----- DATA SUPPLIED -----

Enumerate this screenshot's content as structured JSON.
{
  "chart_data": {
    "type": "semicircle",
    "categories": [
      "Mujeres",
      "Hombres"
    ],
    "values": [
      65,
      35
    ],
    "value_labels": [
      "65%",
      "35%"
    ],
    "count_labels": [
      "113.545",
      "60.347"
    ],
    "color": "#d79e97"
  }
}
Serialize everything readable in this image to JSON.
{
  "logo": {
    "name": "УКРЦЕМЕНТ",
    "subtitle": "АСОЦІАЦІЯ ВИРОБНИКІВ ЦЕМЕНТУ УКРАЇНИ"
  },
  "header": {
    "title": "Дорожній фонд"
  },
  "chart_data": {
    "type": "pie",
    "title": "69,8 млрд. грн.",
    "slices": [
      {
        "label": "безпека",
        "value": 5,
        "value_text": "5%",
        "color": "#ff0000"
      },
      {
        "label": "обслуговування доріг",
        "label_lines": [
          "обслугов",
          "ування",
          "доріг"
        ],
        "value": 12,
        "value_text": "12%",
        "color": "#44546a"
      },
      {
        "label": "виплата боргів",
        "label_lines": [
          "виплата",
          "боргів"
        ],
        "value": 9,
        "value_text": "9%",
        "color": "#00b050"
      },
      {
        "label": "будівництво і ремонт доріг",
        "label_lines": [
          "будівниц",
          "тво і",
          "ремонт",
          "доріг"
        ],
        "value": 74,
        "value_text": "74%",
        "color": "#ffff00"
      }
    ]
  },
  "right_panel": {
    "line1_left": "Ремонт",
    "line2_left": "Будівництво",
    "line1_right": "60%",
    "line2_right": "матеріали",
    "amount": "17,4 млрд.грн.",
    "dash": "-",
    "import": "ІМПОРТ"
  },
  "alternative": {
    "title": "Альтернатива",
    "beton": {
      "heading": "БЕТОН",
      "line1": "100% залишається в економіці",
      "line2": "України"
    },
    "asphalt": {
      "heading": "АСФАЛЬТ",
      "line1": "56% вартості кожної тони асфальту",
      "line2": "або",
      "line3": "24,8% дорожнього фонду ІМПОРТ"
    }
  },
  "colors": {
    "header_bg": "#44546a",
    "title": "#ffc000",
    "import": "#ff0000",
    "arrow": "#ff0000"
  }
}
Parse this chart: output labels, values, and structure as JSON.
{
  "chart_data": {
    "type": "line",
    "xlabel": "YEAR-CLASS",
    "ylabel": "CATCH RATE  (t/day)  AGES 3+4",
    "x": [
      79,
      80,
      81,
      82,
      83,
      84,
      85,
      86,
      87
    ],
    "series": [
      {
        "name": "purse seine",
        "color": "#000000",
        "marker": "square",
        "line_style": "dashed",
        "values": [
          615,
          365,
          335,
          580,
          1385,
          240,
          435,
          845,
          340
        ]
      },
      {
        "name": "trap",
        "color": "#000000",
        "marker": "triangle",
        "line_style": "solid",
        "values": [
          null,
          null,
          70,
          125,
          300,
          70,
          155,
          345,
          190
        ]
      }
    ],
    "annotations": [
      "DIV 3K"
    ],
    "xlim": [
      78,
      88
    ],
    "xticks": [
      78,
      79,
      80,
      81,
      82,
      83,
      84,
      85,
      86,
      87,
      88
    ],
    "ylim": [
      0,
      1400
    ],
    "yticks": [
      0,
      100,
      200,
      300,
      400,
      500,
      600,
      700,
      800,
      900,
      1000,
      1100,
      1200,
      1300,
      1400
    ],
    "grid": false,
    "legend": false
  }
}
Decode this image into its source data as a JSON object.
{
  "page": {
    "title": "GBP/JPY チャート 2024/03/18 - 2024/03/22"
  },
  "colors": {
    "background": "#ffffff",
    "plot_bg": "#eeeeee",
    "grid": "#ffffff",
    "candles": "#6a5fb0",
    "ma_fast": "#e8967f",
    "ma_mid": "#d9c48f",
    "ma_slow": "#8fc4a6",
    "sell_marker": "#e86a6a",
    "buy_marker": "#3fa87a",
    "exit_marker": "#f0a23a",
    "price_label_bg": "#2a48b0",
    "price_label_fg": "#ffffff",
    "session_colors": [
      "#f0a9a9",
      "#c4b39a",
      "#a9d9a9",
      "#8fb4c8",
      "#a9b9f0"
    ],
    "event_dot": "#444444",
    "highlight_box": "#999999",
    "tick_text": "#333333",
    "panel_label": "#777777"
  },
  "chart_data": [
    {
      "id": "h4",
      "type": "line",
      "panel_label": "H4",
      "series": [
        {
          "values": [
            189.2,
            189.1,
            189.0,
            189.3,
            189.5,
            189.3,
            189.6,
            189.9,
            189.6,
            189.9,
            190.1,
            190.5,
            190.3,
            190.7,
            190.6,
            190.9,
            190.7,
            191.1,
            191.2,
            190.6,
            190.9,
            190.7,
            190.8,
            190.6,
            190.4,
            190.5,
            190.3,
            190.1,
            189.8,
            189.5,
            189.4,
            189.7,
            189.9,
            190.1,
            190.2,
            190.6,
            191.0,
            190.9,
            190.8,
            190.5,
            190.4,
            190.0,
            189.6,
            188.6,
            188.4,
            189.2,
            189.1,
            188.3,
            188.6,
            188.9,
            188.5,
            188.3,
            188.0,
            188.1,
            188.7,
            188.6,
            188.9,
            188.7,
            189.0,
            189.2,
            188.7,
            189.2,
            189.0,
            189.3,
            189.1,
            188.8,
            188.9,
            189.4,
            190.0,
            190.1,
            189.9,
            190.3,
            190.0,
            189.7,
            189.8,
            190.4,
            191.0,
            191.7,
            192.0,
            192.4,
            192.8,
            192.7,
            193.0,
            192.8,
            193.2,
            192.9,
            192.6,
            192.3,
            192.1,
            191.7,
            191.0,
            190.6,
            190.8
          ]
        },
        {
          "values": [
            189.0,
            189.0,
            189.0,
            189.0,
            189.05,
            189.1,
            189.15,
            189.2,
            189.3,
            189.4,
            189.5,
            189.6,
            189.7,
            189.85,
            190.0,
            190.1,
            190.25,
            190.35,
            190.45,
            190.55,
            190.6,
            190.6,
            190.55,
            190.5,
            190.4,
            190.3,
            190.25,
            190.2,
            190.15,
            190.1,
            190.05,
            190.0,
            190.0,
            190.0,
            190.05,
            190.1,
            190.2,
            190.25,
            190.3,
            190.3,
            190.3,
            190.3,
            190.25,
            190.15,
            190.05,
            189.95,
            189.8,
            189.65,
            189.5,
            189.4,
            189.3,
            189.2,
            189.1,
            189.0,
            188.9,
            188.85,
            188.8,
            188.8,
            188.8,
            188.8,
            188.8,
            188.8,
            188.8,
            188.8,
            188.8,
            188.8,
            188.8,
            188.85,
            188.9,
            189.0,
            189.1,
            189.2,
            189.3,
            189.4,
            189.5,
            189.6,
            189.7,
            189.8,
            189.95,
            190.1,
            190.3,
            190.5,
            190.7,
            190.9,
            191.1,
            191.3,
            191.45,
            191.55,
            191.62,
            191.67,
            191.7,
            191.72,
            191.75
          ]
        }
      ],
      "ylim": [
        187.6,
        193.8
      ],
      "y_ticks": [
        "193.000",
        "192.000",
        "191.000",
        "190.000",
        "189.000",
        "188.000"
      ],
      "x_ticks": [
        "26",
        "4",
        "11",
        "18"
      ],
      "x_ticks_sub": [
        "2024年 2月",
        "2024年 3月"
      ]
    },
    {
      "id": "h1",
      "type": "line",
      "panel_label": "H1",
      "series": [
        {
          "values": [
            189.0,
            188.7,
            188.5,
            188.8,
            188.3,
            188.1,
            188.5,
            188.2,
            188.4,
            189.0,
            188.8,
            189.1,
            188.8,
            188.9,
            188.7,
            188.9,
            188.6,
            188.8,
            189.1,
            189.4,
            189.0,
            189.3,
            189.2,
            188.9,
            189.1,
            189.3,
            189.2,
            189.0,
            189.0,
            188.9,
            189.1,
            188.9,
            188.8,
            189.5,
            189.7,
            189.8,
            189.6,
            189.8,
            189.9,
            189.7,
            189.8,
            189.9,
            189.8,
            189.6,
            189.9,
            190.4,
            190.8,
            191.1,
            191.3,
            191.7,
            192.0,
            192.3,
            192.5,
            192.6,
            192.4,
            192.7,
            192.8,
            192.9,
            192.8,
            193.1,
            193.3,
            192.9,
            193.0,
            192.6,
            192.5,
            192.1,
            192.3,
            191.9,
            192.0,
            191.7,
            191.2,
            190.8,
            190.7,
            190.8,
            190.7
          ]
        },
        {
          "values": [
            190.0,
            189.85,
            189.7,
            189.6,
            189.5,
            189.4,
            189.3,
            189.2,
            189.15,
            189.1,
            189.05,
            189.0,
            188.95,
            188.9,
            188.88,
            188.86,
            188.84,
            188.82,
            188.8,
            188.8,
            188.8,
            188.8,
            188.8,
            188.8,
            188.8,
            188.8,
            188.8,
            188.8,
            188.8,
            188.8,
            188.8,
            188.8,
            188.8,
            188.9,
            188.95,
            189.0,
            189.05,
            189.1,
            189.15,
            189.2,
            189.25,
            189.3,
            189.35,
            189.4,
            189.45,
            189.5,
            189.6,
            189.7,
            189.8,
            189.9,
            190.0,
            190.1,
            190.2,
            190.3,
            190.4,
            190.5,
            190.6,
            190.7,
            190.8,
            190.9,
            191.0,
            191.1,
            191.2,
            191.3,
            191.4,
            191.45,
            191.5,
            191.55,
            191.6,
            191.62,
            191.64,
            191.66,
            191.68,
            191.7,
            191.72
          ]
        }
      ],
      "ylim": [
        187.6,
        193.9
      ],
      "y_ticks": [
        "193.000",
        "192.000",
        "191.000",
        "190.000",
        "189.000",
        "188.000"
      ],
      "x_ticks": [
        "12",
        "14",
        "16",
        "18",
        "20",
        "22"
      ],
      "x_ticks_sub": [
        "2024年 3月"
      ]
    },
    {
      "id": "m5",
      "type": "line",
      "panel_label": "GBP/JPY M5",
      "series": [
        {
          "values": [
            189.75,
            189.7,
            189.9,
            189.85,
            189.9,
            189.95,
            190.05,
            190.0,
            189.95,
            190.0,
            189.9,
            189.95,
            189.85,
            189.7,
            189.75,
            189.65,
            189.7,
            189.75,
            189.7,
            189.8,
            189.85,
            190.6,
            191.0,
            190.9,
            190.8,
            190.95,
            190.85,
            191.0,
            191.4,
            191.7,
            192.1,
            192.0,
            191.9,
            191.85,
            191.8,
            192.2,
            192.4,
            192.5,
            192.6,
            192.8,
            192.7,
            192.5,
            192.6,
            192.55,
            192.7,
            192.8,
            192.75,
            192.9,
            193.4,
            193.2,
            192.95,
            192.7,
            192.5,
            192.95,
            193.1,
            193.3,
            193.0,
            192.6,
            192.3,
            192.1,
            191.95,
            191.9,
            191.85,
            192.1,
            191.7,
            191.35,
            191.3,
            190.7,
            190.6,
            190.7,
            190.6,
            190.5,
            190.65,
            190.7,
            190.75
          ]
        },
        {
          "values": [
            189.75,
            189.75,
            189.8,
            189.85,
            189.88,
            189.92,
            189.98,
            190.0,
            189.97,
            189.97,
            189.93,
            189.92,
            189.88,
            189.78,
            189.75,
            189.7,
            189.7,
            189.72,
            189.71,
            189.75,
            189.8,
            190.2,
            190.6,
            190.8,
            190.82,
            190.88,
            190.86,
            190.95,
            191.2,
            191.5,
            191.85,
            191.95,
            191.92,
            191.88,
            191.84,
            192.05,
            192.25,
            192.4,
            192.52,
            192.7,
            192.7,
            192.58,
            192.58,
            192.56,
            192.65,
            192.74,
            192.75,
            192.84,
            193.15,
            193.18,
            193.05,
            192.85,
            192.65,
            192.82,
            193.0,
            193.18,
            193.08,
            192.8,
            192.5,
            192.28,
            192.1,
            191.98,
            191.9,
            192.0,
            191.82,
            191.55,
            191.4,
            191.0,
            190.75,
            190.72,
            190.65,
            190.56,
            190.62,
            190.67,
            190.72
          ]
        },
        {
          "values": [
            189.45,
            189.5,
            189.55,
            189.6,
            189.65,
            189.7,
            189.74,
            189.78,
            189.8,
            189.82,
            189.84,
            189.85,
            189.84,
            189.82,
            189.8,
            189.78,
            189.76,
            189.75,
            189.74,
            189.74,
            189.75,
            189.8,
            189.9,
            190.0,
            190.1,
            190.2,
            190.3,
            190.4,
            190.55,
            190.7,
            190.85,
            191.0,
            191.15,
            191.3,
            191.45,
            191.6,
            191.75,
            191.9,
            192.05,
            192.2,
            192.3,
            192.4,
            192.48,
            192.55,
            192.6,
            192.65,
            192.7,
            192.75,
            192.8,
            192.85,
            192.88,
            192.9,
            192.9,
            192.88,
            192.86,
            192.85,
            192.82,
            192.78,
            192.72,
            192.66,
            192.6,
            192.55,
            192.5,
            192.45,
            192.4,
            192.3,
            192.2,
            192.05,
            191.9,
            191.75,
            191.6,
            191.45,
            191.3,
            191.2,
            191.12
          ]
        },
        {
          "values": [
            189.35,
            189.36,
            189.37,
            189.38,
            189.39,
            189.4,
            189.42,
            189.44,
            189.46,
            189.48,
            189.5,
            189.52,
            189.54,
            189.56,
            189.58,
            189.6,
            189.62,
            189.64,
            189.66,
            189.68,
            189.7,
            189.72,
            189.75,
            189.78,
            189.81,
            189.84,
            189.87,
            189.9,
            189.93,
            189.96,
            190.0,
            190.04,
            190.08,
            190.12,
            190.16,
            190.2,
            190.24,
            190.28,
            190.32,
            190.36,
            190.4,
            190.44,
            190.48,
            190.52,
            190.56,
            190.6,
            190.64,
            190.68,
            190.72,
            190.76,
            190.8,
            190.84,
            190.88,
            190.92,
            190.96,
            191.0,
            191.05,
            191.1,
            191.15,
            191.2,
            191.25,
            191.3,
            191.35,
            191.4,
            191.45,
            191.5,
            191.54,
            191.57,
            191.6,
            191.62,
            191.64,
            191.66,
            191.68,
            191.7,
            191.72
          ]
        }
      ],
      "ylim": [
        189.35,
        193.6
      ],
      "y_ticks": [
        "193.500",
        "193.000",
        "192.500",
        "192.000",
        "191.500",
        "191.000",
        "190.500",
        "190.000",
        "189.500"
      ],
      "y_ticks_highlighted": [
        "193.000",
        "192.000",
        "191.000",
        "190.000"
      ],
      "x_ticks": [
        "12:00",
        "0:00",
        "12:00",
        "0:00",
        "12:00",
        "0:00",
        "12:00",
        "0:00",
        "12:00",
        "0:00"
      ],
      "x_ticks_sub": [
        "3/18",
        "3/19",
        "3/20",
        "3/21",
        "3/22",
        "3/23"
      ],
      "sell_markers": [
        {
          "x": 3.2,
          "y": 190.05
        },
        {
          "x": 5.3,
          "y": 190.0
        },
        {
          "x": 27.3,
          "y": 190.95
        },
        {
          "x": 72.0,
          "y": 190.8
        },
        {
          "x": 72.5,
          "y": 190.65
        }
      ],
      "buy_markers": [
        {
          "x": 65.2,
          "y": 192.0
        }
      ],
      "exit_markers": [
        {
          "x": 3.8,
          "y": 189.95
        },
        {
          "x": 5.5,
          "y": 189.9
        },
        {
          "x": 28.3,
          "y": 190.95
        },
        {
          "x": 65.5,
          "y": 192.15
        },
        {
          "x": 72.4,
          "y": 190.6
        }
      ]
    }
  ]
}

-----

*PROBLEM TO WORK ON*:
All lines that include "ІМПОРТ" are to be gathered and copied.

*FINISHED EXERCISE*:
    "import": "ІМПОРТ"
      "line3": "24,8% дорожнього фонду ІМПОРТ"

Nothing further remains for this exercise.